_Short exercise_
Read the records below and copy each line that contains "шейки".

─── Record list ───

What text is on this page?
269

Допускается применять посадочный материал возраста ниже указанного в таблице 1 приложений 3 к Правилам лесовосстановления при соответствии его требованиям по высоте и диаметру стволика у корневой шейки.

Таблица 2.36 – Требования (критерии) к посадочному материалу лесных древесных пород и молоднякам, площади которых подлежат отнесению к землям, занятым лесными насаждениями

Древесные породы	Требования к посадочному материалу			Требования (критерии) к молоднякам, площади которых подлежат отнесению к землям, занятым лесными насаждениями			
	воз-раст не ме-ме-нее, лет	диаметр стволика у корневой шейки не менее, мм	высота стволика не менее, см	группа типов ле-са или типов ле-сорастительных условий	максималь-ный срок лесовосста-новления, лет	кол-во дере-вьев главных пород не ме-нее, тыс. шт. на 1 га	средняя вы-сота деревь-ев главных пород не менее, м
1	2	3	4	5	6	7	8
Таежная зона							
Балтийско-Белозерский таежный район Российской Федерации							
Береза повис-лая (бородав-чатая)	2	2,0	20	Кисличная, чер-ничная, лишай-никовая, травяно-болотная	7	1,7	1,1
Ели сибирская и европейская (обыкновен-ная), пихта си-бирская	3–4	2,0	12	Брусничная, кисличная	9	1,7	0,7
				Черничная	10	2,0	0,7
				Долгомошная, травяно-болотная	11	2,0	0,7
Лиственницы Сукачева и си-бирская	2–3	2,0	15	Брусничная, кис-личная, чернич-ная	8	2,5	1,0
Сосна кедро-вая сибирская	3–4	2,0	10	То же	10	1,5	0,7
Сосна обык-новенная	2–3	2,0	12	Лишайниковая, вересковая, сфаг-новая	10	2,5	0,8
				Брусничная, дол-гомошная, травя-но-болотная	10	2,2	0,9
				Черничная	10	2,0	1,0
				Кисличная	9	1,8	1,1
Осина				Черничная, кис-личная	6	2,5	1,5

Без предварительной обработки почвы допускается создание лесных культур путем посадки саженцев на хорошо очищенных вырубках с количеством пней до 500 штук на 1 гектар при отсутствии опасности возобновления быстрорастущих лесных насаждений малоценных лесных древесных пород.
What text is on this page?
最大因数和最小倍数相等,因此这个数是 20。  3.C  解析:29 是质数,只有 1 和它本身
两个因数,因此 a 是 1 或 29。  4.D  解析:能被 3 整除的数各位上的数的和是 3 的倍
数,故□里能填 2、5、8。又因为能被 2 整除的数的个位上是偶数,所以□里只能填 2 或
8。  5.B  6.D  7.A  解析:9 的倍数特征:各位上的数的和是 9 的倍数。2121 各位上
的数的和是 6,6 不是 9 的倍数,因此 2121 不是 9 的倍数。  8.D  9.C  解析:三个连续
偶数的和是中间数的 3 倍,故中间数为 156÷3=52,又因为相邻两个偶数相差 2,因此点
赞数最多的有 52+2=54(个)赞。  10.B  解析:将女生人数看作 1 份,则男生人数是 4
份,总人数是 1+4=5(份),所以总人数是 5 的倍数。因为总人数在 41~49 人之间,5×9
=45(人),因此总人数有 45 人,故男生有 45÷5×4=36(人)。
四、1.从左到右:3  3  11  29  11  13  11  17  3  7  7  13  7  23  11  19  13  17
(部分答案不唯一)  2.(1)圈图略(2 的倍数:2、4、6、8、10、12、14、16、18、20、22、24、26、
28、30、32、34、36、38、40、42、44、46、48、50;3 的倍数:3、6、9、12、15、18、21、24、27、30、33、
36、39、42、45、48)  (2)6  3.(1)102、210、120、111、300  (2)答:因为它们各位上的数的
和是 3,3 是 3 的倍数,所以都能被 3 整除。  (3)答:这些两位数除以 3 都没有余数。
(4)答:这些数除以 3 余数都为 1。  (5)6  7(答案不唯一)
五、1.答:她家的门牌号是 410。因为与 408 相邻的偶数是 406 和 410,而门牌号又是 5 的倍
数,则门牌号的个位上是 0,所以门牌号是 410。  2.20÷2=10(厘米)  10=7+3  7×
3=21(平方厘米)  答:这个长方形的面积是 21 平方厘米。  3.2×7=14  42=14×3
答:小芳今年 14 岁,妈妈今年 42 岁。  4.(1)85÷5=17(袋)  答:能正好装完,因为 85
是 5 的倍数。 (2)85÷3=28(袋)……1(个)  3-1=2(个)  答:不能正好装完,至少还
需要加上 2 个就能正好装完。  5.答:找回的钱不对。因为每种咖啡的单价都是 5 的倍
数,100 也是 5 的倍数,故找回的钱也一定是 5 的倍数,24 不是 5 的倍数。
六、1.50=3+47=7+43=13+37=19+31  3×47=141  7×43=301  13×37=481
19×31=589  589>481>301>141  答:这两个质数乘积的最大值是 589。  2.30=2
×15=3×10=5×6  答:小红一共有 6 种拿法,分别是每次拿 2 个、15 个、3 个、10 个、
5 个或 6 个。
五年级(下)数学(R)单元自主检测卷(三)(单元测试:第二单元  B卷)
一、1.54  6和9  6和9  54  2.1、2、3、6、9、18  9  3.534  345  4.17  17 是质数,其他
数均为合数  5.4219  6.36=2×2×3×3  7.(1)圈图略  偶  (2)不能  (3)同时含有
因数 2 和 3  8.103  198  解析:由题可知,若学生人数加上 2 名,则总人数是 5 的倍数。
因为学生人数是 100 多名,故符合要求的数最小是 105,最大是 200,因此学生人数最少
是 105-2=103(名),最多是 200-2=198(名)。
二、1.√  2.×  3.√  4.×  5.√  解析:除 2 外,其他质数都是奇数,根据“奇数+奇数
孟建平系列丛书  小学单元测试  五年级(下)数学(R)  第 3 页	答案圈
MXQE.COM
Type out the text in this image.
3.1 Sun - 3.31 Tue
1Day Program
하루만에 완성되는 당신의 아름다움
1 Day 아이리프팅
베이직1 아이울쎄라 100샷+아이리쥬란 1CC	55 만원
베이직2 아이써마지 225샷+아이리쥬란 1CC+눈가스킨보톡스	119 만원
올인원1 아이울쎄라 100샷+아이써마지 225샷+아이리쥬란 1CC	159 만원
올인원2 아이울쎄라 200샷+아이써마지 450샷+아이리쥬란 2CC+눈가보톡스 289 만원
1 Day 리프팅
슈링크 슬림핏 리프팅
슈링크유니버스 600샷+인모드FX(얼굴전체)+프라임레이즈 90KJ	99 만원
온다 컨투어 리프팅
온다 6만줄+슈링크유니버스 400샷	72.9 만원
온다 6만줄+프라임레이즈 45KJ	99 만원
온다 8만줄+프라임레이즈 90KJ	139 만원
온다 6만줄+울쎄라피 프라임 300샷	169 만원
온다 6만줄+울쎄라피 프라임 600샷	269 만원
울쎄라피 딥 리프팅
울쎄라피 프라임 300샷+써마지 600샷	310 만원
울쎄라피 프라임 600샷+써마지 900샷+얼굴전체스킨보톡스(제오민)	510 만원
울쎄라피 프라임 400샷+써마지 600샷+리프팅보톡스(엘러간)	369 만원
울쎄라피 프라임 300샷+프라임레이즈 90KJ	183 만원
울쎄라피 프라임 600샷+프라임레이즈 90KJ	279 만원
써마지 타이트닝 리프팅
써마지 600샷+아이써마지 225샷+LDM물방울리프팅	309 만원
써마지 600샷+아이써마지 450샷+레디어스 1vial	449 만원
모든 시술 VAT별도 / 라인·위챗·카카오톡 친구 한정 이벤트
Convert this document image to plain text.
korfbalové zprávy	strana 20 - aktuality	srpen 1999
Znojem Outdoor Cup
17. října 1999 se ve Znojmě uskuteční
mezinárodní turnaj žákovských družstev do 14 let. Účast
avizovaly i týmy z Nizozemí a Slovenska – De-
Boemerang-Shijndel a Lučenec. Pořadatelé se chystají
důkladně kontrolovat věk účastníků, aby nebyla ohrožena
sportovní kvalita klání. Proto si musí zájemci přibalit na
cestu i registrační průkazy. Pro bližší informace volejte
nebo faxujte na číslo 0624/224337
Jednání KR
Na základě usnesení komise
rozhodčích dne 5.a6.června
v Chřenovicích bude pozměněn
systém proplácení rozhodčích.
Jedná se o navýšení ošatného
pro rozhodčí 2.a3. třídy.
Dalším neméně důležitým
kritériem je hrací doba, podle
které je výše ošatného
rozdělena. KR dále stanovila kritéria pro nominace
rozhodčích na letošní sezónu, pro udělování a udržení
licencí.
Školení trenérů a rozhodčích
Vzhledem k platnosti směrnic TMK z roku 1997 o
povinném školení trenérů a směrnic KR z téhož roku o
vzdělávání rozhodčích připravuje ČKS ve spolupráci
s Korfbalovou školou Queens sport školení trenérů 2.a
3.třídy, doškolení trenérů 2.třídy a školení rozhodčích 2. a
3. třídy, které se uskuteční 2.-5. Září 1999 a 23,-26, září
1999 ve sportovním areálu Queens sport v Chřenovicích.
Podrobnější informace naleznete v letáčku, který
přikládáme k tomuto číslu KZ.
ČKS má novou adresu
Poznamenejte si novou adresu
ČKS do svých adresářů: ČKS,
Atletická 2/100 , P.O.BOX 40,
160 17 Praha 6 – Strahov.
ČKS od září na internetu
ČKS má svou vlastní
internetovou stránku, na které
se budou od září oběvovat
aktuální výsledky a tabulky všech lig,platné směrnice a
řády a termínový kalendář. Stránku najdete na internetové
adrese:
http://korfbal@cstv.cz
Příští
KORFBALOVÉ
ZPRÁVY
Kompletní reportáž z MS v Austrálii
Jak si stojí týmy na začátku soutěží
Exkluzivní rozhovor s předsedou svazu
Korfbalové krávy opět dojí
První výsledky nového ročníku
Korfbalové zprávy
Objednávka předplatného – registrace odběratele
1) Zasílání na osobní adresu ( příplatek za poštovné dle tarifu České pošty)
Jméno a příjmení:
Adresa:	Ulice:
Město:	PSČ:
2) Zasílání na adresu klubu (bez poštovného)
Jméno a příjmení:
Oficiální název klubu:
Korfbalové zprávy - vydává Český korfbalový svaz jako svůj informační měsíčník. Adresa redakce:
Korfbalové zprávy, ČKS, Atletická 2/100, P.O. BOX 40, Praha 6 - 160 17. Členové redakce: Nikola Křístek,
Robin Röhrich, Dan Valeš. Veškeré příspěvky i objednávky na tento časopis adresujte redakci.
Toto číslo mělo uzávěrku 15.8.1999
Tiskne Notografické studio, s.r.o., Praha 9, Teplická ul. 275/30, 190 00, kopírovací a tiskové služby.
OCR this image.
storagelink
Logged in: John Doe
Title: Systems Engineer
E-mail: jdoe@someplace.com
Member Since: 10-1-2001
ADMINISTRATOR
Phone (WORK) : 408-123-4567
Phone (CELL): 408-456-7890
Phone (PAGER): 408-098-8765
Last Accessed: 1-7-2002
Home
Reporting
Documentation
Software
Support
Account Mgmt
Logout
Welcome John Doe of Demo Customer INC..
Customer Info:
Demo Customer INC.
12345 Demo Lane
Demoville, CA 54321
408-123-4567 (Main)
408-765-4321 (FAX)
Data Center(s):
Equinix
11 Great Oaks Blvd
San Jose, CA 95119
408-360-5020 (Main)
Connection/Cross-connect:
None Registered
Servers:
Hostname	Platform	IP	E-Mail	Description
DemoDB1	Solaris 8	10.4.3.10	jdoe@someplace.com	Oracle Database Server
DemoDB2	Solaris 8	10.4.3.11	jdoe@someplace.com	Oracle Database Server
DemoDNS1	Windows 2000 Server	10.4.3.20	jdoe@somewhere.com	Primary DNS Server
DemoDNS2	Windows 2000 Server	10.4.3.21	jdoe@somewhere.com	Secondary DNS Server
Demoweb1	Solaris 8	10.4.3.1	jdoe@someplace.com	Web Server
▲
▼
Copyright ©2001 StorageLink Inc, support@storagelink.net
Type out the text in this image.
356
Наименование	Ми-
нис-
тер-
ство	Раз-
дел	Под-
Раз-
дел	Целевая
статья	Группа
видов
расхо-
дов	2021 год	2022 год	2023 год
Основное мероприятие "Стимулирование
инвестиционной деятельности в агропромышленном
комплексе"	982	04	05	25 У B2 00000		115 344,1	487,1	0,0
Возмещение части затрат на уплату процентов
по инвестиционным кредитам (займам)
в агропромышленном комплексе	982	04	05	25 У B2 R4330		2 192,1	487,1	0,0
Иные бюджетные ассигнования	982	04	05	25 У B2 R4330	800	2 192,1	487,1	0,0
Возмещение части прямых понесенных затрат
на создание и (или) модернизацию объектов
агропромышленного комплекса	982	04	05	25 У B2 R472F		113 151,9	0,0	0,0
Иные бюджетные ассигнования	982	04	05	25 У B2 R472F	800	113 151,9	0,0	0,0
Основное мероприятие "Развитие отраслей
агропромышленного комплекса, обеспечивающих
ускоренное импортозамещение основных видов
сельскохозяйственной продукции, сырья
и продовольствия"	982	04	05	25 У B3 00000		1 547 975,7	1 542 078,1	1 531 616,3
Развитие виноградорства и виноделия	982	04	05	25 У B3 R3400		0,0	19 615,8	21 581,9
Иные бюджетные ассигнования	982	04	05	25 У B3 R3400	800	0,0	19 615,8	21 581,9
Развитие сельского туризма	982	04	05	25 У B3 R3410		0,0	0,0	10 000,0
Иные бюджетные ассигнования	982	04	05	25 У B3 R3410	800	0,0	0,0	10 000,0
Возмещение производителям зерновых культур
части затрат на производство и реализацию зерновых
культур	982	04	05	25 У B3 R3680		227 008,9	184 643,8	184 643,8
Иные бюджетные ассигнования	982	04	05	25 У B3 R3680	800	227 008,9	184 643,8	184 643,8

───

_Output_
Допускается применять посадочный материал возраста ниже указанного в таблице 1 приложений 3 к Правилам лесовосстановления при соответствии его требованиям по высоте и диаметру стволика у корневой шейки.
	воз-раст не ме-ме-нее, лет	диаметр стволика у корневой шейки не менее, мм	высота стволика не менее, см	группа типов ле-са или типов ле-сорастительных условий	максималь-ный срок лесовосста-новления, лет	кол-во дере-вьев главных пород не ме-нее, тыс. шт. на 1 га	средняя вы-сота деревь-ев главных пород не менее, м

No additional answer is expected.